**Do this**.
Copy the records below, switching every "chevron-right-icon" to "arrow-right-icon" and keeping everything else the same. Leave the pictures out.

Records from a dataset
◇ ◇ ◇ ◇

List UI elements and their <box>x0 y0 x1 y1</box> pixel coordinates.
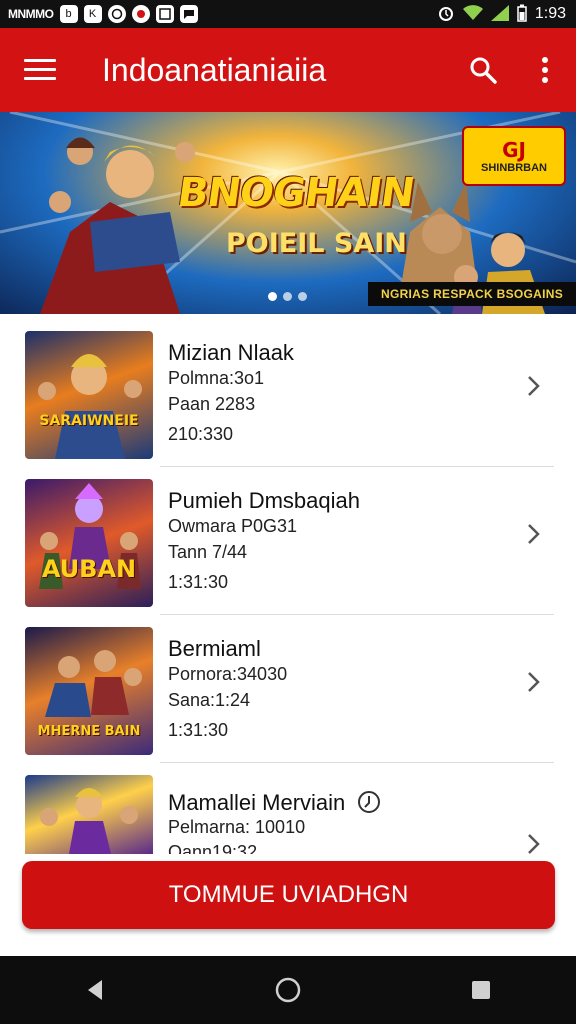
k-icon: K <box>83 5 102 23</box>
more-button[interactable] <box>514 28 576 112</box>
list-item-title: Mizian Nlaak <box>168 340 294 365</box>
list-item-title: Pumieh Dmsbaqiah <box>168 488 360 513</box>
gallery-icon <box>155 5 174 23</box>
list-item-line: 210:330 <box>168 424 234 444</box>
list-item-title: Mamallei Merviain <box>168 790 381 816</box>
carousel-indicator <box>268 292 307 301</box>
list-item[interactable]: SARAIWNEIE Mizian Nlaak Polmna:3o1 Paan … <box>0 314 576 467</box>
app-title: Indoanatianiaiia <box>102 51 327 88</box>
chevron-right-icon <box>528 672 540 692</box>
recents-icon[interactable] <box>470 979 492 1001</box>
list-item-line: Pornora:34030 <box>168 664 288 684</box>
search-button[interactable] <box>452 28 514 112</box>
wifi-icon <box>462 4 483 24</box>
back-icon[interactable] <box>84 978 106 1002</box>
whatsapp-icon <box>107 5 126 23</box>
thumbnail-art <box>40 788 138 854</box>
primary-action-button[interactable]: TOMMUE UVIADHGN <box>22 861 555 929</box>
badge-text: SHINBRBAN <box>481 162 547 174</box>
message-icon <box>179 5 198 23</box>
list-item-line: Owmara P0G31 <box>168 516 298 536</box>
list-item-line: Pelmarna: 10010 <box>168 817 306 837</box>
menu-button[interactable] <box>0 28 80 112</box>
list-item-thumbnail: AUBAN <box>25 479 153 607</box>
chevron-right-icon <box>528 376 540 396</box>
home-icon[interactable] <box>274 976 302 1004</box>
carousel-dot[interactable] <box>298 292 307 301</box>
navigation-bar <box>0 956 576 1024</box>
list-item-line: 1:31:30 <box>168 572 229 592</box>
list-item-thumbnail: MHERNE BAIN <box>25 627 153 755</box>
search-icon <box>470 57 497 84</box>
alarm-icon <box>437 4 455 25</box>
banner-title: BNOGHAIN <box>174 170 417 216</box>
list-item-line: Tann 7/44 <box>168 542 248 562</box>
menu-icon <box>24 59 56 81</box>
list-item-line: Oann19:32 <box>168 842 258 854</box>
status-bar: MNMMO b K 1:93 <box>0 0 576 28</box>
signal-icon <box>490 4 509 24</box>
carrier-label: MNMMO <box>8 7 54 21</box>
more-vertical-icon <box>542 57 548 83</box>
thumbnail-art <box>39 483 141 589</box>
banner-badge: GJ SHINBRBAN <box>462 126 566 186</box>
b-icon: b <box>59 5 78 23</box>
list-item-line: 1:31:30 <box>168 720 229 740</box>
thumbnail-label: AUBAN <box>41 555 137 583</box>
list-item[interactable]: MHERNE BAIN Bermiaml Pornora:34030 Sana:… <box>0 610 576 763</box>
battery-icon <box>517 4 527 25</box>
badge-number: GJ <box>502 138 526 162</box>
thumbnail-art <box>38 354 142 459</box>
list-item[interactable]: AUBAN Pumieh Dmsbaqiah Owmara P0G31 Tann… <box>0 462 576 615</box>
chevron-right-icon <box>528 524 540 544</box>
banner-caption: NGRIAS RESPACK BSOGAINS <box>368 282 576 306</box>
banner-subtitle: POIEIL SAIN <box>226 228 407 259</box>
thumbnail-label: SARAIWNEIE <box>39 413 139 429</box>
carousel-dot[interactable] <box>268 292 277 301</box>
promo-banner[interactable]: BNOGHAIN POIEIL SAIN GJ SHINBRBAN NGRIAS… <box>0 112 576 314</box>
chevron-right-icon <box>528 834 540 854</box>
list-item-line: Paan 2283 <box>168 394 256 414</box>
thumbnail-label: MHERNE BAIN <box>37 724 141 739</box>
list-item-thumbnail <box>25 775 153 854</box>
list-item-thumbnail: SARAIWNEIE <box>25 331 153 459</box>
list-item-title: Bermiaml <box>168 636 261 661</box>
list-item-line: Polmna:3o1 <box>168 368 265 388</box>
clock: 1:93 <box>534 5 566 22</box>
list-item-title-text: Mamallei Merviain <box>168 790 346 815</box>
record-icon <box>131 5 150 23</box>
info-icon[interactable] <box>357 790 381 814</box>
app-bar: Indoanatianiaiia <box>0 28 576 112</box>
list-item[interactable]: Mamallei Merviain Pelmarna: 10010 Oann19… <box>0 758 576 854</box>
list-item-line: Sana:1:24 <box>168 690 251 710</box>
carousel-dot[interactable] <box>283 292 292 301</box>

◇ ◇ ◇ ◇

**Written reply**.
List UI elements and their <box>x0 y0 x1 y1</box> pixel coordinates.
k-icon: K <box>83 5 102 23</box>
more-button[interactable] <box>514 28 576 112</box>
list-item-title: Mizian Nlaak <box>168 340 294 365</box>
list-item-title: Pumieh Dmsbaqiah <box>168 488 360 513</box>
gallery-icon <box>155 5 174 23</box>
list-item-line: 210:330 <box>168 424 234 444</box>
list-item-title: Mamallei Merviain <box>168 790 381 816</box>
carousel-indicator <box>268 292 307 301</box>
list-item[interactable]: SARAIWNEIE Mizian Nlaak Polmna:3o1 Paan … <box>0 314 576 467</box>
app-title: Indoanatianiaiia <box>102 51 327 88</box>
arrow-right-icon <box>528 672 540 692</box>
recents-icon[interactable] <box>470 979 492 1001</box>
list-item-line: Pornora:34030 <box>168 664 288 684</box>
search-button[interactable] <box>452 28 514 112</box>
wifi-icon <box>462 4 483 24</box>
back-icon[interactable] <box>84 978 106 1002</box>
whatsapp-icon <box>107 5 126 23</box>
thumbnail-art <box>40 788 138 854</box>
primary-action-button[interactable]: TOMMUE UVIADHGN <box>22 861 555 929</box>
badge-text: SHINBRBAN <box>481 162 547 174</box>
message-icon <box>179 5 198 23</box>
list-item-line: Owmara P0G31 <box>168 516 298 536</box>
list-item-line: Pelmarna: 10010 <box>168 817 306 837</box>
menu-button[interactable] <box>0 28 80 112</box>
list-item-thumbnail: AUBAN <box>25 479 153 607</box>
arrow-right-icon <box>528 376 540 396</box>
home-icon[interactable] <box>274 976 302 1004</box>
carousel-dot[interactable] <box>298 292 307 301</box>
navigation-bar <box>0 956 576 1024</box>
list-item-line: 1:31:30 <box>168 572 229 592</box>
list-item-thumbnail: MHERNE BAIN <box>25 627 153 755</box>
search-icon <box>470 57 497 84</box>
alarm-icon <box>437 4 455 25</box>
banner-title: BNOGHAIN <box>174 170 417 216</box>
list-item-line: Tann 7/44 <box>168 542 248 562</box>
menu-icon <box>24 59 56 81</box>
list-item-line: Oann19:32 <box>168 842 258 854</box>
status-bar: MNMMO b K 1:93 <box>0 0 576 28</box>
signal-icon <box>490 4 509 24</box>
carrier-label: MNMMO <box>8 7 54 21</box>
more-vertical-icon <box>542 57 548 83</box>
thumbnail-art <box>39 483 141 589</box>
banner-badge: GJ SHINBRBAN <box>462 126 566 186</box>
b-icon: b <box>59 5 78 23</box>
list-item-line: 1:31:30 <box>168 720 229 740</box>
thumbnail-label: AUBAN <box>41 555 137 583</box>
list-item[interactable]: MHERNE BAIN Bermiaml Pornora:34030 Sana:… <box>0 610 576 763</box>
battery-icon <box>517 4 527 25</box>
badge-number: GJ <box>502 138 526 162</box>
thumbnail-art <box>38 354 142 459</box>
list-item[interactable]: AUBAN Pumieh Dmsbaqiah Owmara P0G31 Tann… <box>0 462 576 615</box>
arrow-right-icon <box>528 524 540 544</box>
banner-caption: NGRIAS RESPACK BSOGAINS <box>368 282 576 306</box>
banner-subtitle: POIEIL SAIN <box>226 228 407 259</box>
thumbnail-label: SARAIWNEIE <box>39 413 139 429</box>
carousel-dot[interactable] <box>268 292 277 301</box>
promo-banner[interactable]: BNOGHAIN POIEIL SAIN GJ SHINBRBAN NGRIAS… <box>0 112 576 314</box>
arrow-right-icon <box>528 834 540 854</box>
list-item-line: Paan 2283 <box>168 394 256 414</box>
thumbnail-label: MHERNE BAIN <box>37 724 141 739</box>
list-item-thumbnail <box>25 775 153 854</box>
list-item-thumbnail: SARAIWNEIE <box>25 331 153 459</box>
list-item-title: Bermiaml <box>168 636 261 661</box>
list-item-line: Polmna:3o1 <box>168 368 265 388</box>
clock: 1:93 <box>534 5 566 22</box>
list-item-title-text: Mamallei Merviain <box>168 790 346 815</box>
record-icon <box>131 5 150 23</box>
info-icon[interactable] <box>357 790 381 814</box>
app-bar: Indoanatianiaiia <box>0 28 576 112</box>
list-item[interactable]: Mamallei Merviain Pelmarna: 10010 Oann19… <box>0 758 576 854</box>
list-item-line: Sana:1:24 <box>168 690 251 710</box>
carousel-dot[interactable] <box>283 292 292 301</box>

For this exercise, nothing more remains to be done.